TASK INSTRUCTIONS - Find the lines below that contain the word "Illegal" and count them. Only the number should be given.

-- Start DATA TO PROCESS --

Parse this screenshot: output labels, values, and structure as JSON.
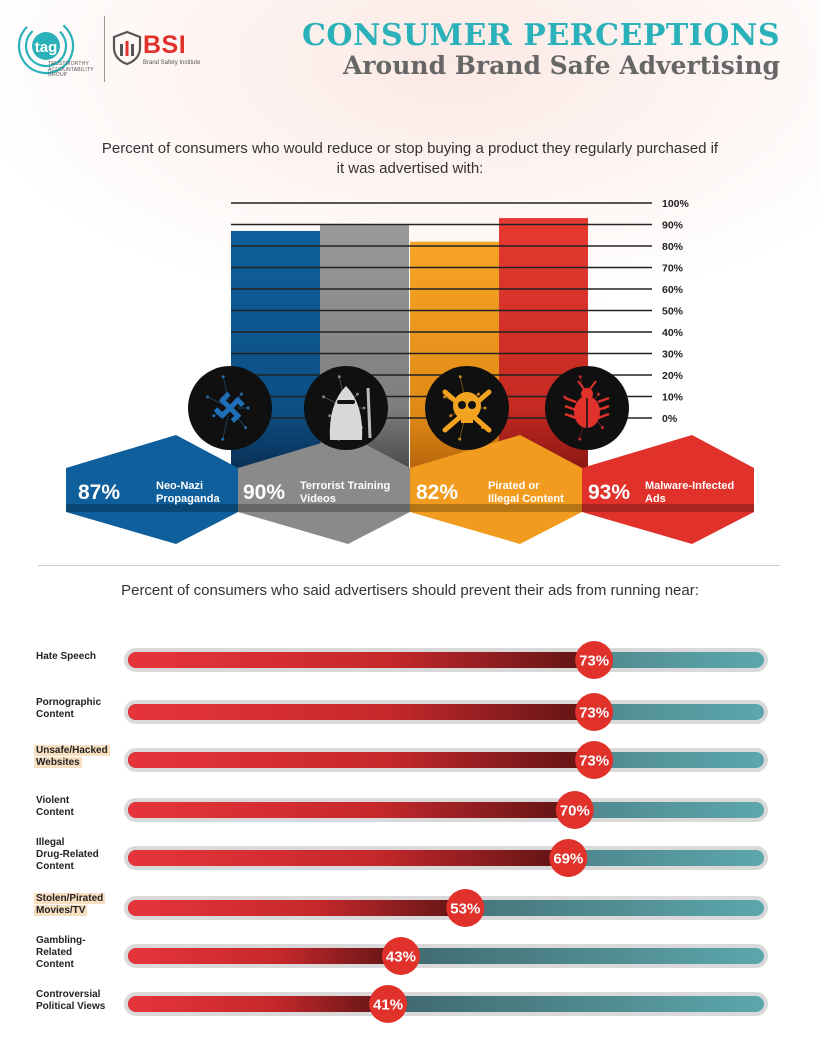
{
  "header": {
    "title_line1": "CONSUMER PERCEPTIONS",
    "title_line2": "Around Brand Safe Advertising",
    "tag_logo_text": "tag",
    "tag_subtitle": [
      "TRUSTWORTHY",
      "ACCOUNTABILITY",
      "GROUP"
    ],
    "bsi_logo_text": "BSI",
    "bsi_subtitle": "Brand Safety Institute"
  },
  "colors": {
    "title_teal": "#2bb1b9",
    "blue": "#0f5f9c",
    "gray": "#8a8a8a",
    "orange": "#f29c1f",
    "red": "#e0312b",
    "teal_bar": "#4ea0a6"
  },
  "chart_data": [
    {
      "type": "bar",
      "title": "Percent of consumers who would reduce or stop buying a product they regularly purchased if it was advertised with:",
      "categories": [
        "Neo-Nazi Propaganda",
        "Terrorist Training Videos",
        "Pirated or Illegal Content",
        "Malware-Infected Ads"
      ],
      "values": [
        87,
        90,
        82,
        93
      ],
      "value_labels": [
        "87%",
        "90%",
        "82%",
        "93%"
      ],
      "label_lines": [
        [
          "Neo-Nazi",
          "Propaganda"
        ],
        [
          "Terrorist Training",
          "Videos"
        ],
        [
          "Pirated or",
          "Illegal Content"
        ],
        [
          "Malware-Infected",
          "Ads"
        ]
      ],
      "icons": [
        "swastika-icon",
        "terrorist-icon",
        "skull-crossbones-icon",
        "bug-icon"
      ],
      "ylim": [
        0,
        100
      ],
      "yticks": [
        "0%",
        "10%",
        "20%",
        "30%",
        "40%",
        "50%",
        "60%",
        "70%",
        "80%",
        "90%",
        "100%"
      ],
      "grid": true,
      "bar_colors": [
        "#0f5f9c",
        "#8a8a8a",
        "#f29c1f",
        "#e0312b"
      ]
    },
    {
      "type": "bar",
      "orientation": "horizontal",
      "title": "Percent of consumers who said advertisers should prevent their ads from running near:",
      "categories": [
        "Hate Speech",
        "Pornographic Content",
        "Unsafe/Hacked Websites",
        "Violent Content",
        "Illegal Drug-Related Content",
        "Stolen/Pirated Movies/TV",
        "Gambling-Related Content",
        "Controversial Political Views"
      ],
      "label_lines": [
        [
          "Hate Speech"
        ],
        [
          "Pornographic",
          "Content"
        ],
        [
          "Unsafe/Hacked",
          "Websites"
        ],
        [
          "Violent",
          "Content"
        ],
        [
          "Illegal",
          "Drug-Related",
          "Content"
        ],
        [
          "Stolen/Pirated",
          "Movies/TV"
        ],
        [
          "Gambling-",
          "Related",
          "Content"
        ],
        [
          "Controversial",
          "Political Views"
        ]
      ],
      "highlighted": [
        false,
        false,
        true,
        false,
        false,
        true,
        false,
        false
      ],
      "values": [
        73,
        73,
        73,
        70,
        69,
        53,
        43,
        41
      ],
      "value_labels": [
        "73%",
        "73%",
        "73%",
        "70%",
        "69%",
        "53%",
        "43%",
        "41%"
      ],
      "xlim": [
        0,
        100
      ]
    }
  ]
}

-- End DATA TO PROCESS --

SOLUTION FOR THIS EXERCISE - 4